To do | In the entries that follow, how many lines hold the string "Voltage"? Give only that number.

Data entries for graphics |
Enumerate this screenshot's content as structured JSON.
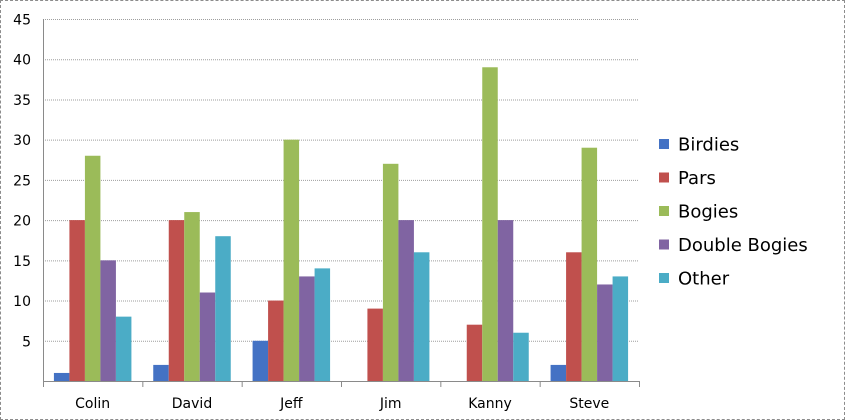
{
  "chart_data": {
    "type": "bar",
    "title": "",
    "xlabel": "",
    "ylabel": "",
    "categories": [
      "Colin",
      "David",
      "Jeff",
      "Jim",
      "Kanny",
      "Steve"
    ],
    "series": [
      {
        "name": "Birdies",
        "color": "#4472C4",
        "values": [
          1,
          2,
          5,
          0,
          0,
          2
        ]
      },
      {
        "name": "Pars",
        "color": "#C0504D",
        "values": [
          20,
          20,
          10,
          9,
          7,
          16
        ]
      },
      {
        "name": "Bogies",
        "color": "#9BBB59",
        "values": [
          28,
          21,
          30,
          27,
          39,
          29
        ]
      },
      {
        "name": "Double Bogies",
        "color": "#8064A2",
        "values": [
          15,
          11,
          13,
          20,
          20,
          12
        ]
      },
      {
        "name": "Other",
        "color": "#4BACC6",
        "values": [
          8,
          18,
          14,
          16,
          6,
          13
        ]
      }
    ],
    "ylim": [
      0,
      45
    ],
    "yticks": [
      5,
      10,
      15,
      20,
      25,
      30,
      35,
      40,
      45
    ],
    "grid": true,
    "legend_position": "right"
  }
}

---

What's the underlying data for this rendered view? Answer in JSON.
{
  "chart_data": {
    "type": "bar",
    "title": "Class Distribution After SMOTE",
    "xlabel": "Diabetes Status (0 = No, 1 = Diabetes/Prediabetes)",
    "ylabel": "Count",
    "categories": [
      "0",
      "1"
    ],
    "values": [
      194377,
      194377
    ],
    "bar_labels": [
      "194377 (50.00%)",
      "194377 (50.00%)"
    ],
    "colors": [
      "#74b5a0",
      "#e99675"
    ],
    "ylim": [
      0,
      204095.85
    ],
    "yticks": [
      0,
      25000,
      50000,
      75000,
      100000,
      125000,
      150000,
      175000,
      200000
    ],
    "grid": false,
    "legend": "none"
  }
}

* * *

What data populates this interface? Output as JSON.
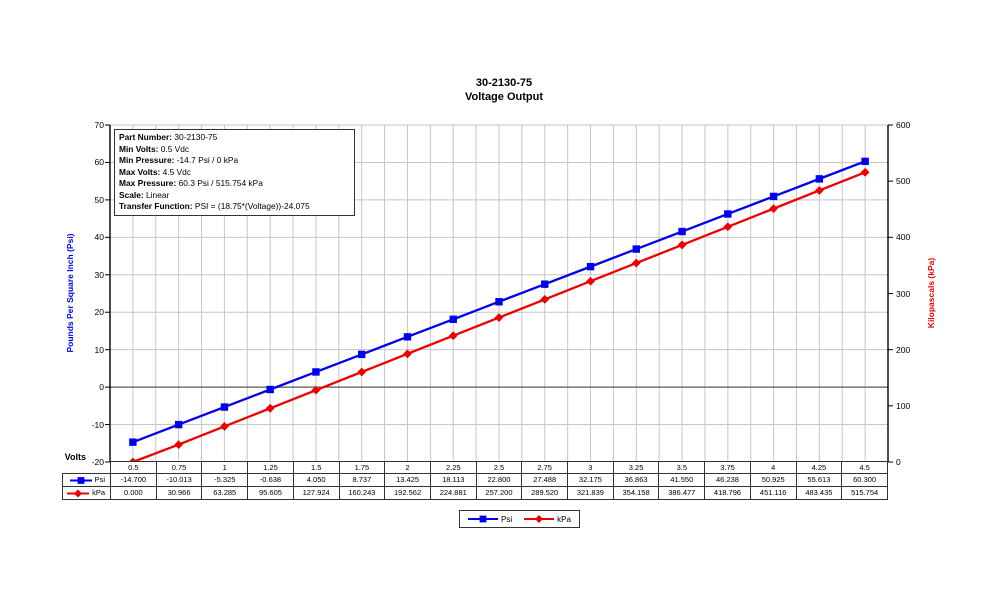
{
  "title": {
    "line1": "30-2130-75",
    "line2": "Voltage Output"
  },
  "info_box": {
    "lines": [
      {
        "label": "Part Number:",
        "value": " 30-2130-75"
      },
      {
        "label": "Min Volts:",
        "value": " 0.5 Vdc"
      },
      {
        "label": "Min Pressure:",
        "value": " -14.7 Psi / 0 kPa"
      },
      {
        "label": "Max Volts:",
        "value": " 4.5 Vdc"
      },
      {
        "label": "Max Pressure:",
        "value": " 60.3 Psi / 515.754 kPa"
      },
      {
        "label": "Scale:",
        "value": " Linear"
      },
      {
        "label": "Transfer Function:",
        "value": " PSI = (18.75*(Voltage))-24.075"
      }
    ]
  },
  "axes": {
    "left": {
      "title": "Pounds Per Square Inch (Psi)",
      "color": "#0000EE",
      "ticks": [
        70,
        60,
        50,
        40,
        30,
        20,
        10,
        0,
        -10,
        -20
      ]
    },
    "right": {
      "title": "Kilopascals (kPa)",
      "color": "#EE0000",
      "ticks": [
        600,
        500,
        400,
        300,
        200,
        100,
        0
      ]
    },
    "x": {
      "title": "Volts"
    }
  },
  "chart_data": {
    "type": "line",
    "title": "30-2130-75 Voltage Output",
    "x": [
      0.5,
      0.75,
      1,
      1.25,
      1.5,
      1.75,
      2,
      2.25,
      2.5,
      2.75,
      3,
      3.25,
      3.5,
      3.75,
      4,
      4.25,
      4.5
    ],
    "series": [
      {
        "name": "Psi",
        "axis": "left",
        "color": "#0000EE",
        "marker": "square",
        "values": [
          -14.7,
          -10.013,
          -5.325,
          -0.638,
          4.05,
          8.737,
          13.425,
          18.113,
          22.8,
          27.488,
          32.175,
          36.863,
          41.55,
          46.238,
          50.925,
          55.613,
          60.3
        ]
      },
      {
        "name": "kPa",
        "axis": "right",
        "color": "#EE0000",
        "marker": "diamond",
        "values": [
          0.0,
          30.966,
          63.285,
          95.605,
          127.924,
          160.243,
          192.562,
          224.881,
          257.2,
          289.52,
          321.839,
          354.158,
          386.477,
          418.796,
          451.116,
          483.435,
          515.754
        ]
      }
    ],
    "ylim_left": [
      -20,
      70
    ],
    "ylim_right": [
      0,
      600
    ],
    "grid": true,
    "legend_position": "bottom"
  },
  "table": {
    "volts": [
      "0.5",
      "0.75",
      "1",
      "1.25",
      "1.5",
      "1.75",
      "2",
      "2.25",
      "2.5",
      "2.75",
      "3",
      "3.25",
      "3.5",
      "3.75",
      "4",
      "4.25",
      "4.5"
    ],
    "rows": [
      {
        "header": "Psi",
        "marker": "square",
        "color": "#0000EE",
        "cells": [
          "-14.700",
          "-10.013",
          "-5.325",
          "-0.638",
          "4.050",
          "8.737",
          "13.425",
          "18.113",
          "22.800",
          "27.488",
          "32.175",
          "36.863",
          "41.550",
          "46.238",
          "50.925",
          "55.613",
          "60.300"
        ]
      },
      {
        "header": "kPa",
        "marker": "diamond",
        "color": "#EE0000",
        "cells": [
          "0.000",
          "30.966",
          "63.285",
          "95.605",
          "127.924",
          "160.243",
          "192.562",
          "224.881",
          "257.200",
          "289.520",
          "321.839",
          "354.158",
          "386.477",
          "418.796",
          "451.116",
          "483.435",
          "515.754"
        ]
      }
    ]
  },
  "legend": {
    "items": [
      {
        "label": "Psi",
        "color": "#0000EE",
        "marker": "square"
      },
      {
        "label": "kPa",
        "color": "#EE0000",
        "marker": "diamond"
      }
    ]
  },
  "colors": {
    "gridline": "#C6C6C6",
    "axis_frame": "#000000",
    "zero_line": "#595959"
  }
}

Output | 3